**What the task requires**
Gather the lines from the material that contain "JSON".
----- Data to process
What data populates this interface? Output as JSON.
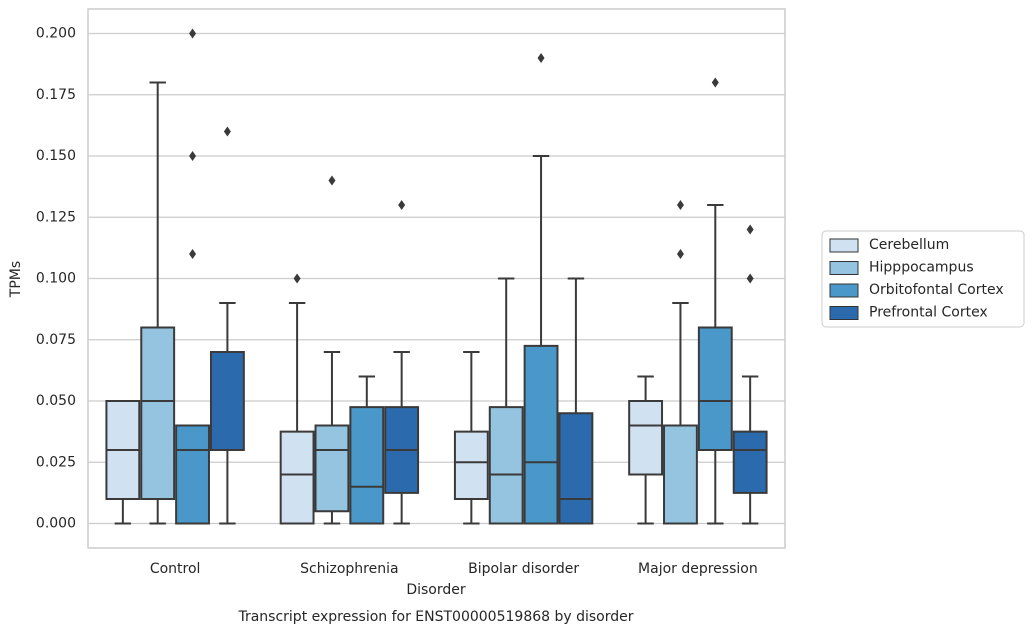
{
  "chart_data": {
    "type": "box",
    "title": "Transcript expression for ENST00000519868 by disorder",
    "xlabel": "Disorder",
    "ylabel": "TPMs",
    "categories": [
      "Control",
      "Schizophrenia",
      "Bipolar disorder",
      "Major depression"
    ],
    "ylim": [
      -0.01,
      0.21
    ],
    "yticks": [
      {
        "value": 0,
        "label": "0.000"
      },
      {
        "value": 0.025,
        "label": "0.025"
      },
      {
        "value": 0.05,
        "label": "0.050"
      },
      {
        "value": 0.075,
        "label": "0.075"
      },
      {
        "value": 0.1,
        "label": "0.100"
      },
      {
        "value": 0.125,
        "label": "0.125"
      },
      {
        "value": 0.15,
        "label": "0.150"
      },
      {
        "value": 0.175,
        "label": "0.175"
      },
      {
        "value": 0.2,
        "label": "0.200"
      }
    ],
    "grid": true,
    "legend": "right",
    "series": [
      {
        "name": "Cerebellum",
        "color": "#d0e1f2",
        "boxes": [
          {
            "low": 0,
            "q1": 0.01,
            "median": 0.03,
            "q3": 0.05,
            "high": 0.05,
            "outliers": []
          },
          {
            "low": 0,
            "q1": 0,
            "median": 0.02,
            "q3": 0.0375,
            "high": 0.09,
            "outliers": [
              0.1
            ]
          },
          {
            "low": 0,
            "q1": 0.01,
            "median": 0.025,
            "q3": 0.0375,
            "high": 0.07,
            "outliers": []
          },
          {
            "low": 0,
            "q1": 0.02,
            "median": 0.04,
            "q3": 0.05,
            "high": 0.06,
            "outliers": []
          }
        ]
      },
      {
        "name": "Hipppocampus",
        "color": "#94c4df",
        "boxes": [
          {
            "low": 0,
            "q1": 0.01,
            "median": 0.05,
            "q3": 0.08,
            "high": 0.18,
            "outliers": []
          },
          {
            "low": 0,
            "q1": 0.005,
            "median": 0.03,
            "q3": 0.04,
            "high": 0.07,
            "outliers": [
              0.14
            ]
          },
          {
            "low": 0,
            "q1": 0,
            "median": 0.02,
            "q3": 0.0475,
            "high": 0.1,
            "outliers": []
          },
          {
            "low": 0,
            "q1": 0,
            "median": 0.04,
            "q3": 0.04,
            "high": 0.09,
            "outliers": [
              0.13,
              0.11
            ]
          }
        ]
      },
      {
        "name": "Orbitofontal Cortex",
        "color": "#4a98c9",
        "boxes": [
          {
            "low": 0,
            "q1": 0,
            "median": 0.03,
            "q3": 0.04,
            "high": 0.04,
            "outliers": [
              0.2,
              0.15,
              0.11
            ]
          },
          {
            "low": 0,
            "q1": 0,
            "median": 0.015,
            "q3": 0.0475,
            "high": 0.06,
            "outliers": []
          },
          {
            "low": 0,
            "q1": 0,
            "median": 0.025,
            "q3": 0.0725,
            "high": 0.15,
            "outliers": [
              0.19
            ]
          },
          {
            "low": 0,
            "q1": 0.03,
            "median": 0.05,
            "q3": 0.08,
            "high": 0.13,
            "outliers": [
              0.18
            ]
          }
        ]
      },
      {
        "name": "Prefrontal Cortex",
        "color": "#2b6aad",
        "boxes": [
          {
            "low": 0,
            "q1": 0.03,
            "median": 0.03,
            "q3": 0.07,
            "high": 0.09,
            "outliers": [
              0.16
            ]
          },
          {
            "low": 0,
            "q1": 0.0125,
            "median": 0.03,
            "q3": 0.0475,
            "high": 0.07,
            "outliers": [
              0.13
            ]
          },
          {
            "low": 0,
            "q1": 0,
            "median": 0.01,
            "q3": 0.045,
            "high": 0.1,
            "outliers": []
          },
          {
            "low": 0,
            "q1": 0.0125,
            "median": 0.03,
            "q3": 0.0375,
            "high": 0.06,
            "outliers": [
              0.12,
              0.1
            ]
          }
        ]
      }
    ]
  }
}
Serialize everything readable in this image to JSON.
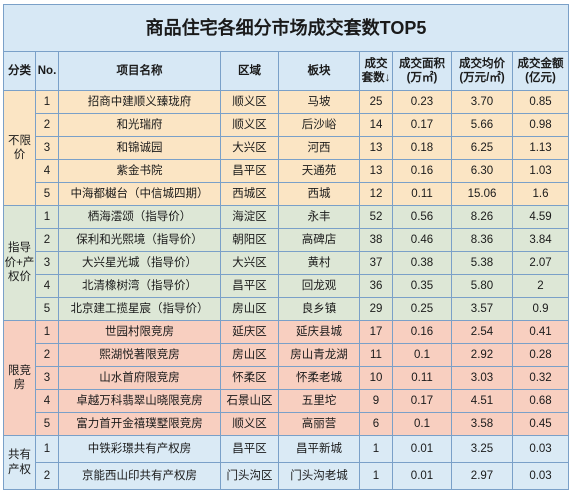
{
  "title": "商品住宅各细分市场成交套数TOP5",
  "headers": {
    "category": "分类",
    "no": "No.",
    "project": "项目名称",
    "district": "区域",
    "block": "板块",
    "units": "成交套数↓",
    "area": "成交面积(万㎡)",
    "avg_price": "成交均价(万元/㎡)",
    "amount": "成交金额(亿元)"
  },
  "groups": [
    {
      "category": "不限价",
      "rows": [
        {
          "no": "1",
          "project": "招商中建顺义臻珑府",
          "district": "顺义区",
          "block": "马坡",
          "units": "25",
          "area": "0.23",
          "avg_price": "3.70",
          "amount": "0.85"
        },
        {
          "no": "2",
          "project": "和光瑞府",
          "district": "顺义区",
          "block": "后沙峪",
          "units": "14",
          "area": "0.17",
          "avg_price": "5.66",
          "amount": "0.98"
        },
        {
          "no": "3",
          "project": "和锦诚园",
          "district": "大兴区",
          "block": "河西",
          "units": "13",
          "area": "0.18",
          "avg_price": "6.25",
          "amount": "1.13"
        },
        {
          "no": "4",
          "project": "紫金书院",
          "district": "昌平区",
          "block": "天通苑",
          "units": "13",
          "area": "0.16",
          "avg_price": "6.30",
          "amount": "1.03"
        },
        {
          "no": "5",
          "project": "中海都樾台（中信城四期）",
          "district": "西城区",
          "block": "西城",
          "units": "12",
          "area": "0.11",
          "avg_price": "15.06",
          "amount": "1.6"
        }
      ]
    },
    {
      "category": "指导价+产权价",
      "rows": [
        {
          "no": "1",
          "project": "栖海澐颂（指导价）",
          "district": "海淀区",
          "block": "永丰",
          "units": "52",
          "area": "0.56",
          "avg_price": "8.26",
          "amount": "4.59"
        },
        {
          "no": "2",
          "project": "保利和光熙境（指导价）",
          "district": "朝阳区",
          "block": "高碑店",
          "units": "38",
          "area": "0.46",
          "avg_price": "8.36",
          "amount": "3.84"
        },
        {
          "no": "3",
          "project": "大兴星光城（指导价）",
          "district": "大兴区",
          "block": "黄村",
          "units": "37",
          "area": "0.38",
          "avg_price": "5.38",
          "amount": "2.07"
        },
        {
          "no": "4",
          "project": "北清橡树湾（指导价）",
          "district": "昌平区",
          "block": "回龙观",
          "units": "36",
          "area": "0.35",
          "avg_price": "5.80",
          "amount": "2"
        },
        {
          "no": "5",
          "project": "北京建工揽星宸（指导价）",
          "district": "房山区",
          "block": "良乡镇",
          "units": "29",
          "area": "0.25",
          "avg_price": "3.57",
          "amount": "0.9"
        }
      ]
    },
    {
      "category": "限竞房",
      "rows": [
        {
          "no": "1",
          "project": "世园村限竞房",
          "district": "延庆区",
          "block": "延庆县城",
          "units": "17",
          "area": "0.16",
          "avg_price": "2.54",
          "amount": "0.41"
        },
        {
          "no": "2",
          "project": "熙湖悦著限竞房",
          "district": "房山区",
          "block": "房山青龙湖",
          "units": "11",
          "area": "0.1",
          "avg_price": "2.92",
          "amount": "0.28"
        },
        {
          "no": "3",
          "project": "山水首府限竞房",
          "district": "怀柔区",
          "block": "怀柔老城",
          "units": "10",
          "area": "0.11",
          "avg_price": "3.03",
          "amount": "0.32"
        },
        {
          "no": "4",
          "project": "卓越万科翡翠山晓限竞房",
          "district": "石景山区",
          "block": "五里坨",
          "units": "9",
          "area": "0.17",
          "avg_price": "4.51",
          "amount": "0.68"
        },
        {
          "no": "5",
          "project": "富力首开金禧璞墅限竞房",
          "district": "顺义区",
          "block": "高丽营",
          "units": "6",
          "area": "0.1",
          "avg_price": "3.58",
          "amount": "0.45"
        }
      ]
    },
    {
      "category": "共有产权",
      "rows": [
        {
          "no": "1",
          "project": "中铁彩璟共有产权房",
          "district": "昌平区",
          "block": "昌平新城",
          "units": "1",
          "area": "0.01",
          "avg_price": "3.25",
          "amount": "0.03"
        },
        {
          "no": "2",
          "project": "京能西山印共有产权房",
          "district": "门头沟区",
          "block": "门头沟老城",
          "units": "1",
          "area": "0.01",
          "avg_price": "2.97",
          "amount": "0.03"
        }
      ]
    }
  ]
}
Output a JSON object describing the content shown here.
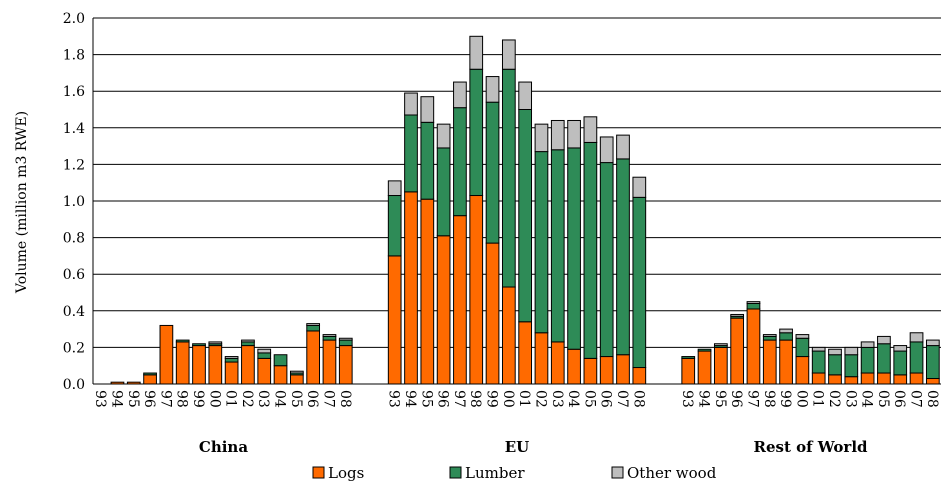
----------
**Complete output**
What data populates this interface? Output as JSON.
Serialize everything readable in this image to JSON.
Output a JSON object describing the content shown here.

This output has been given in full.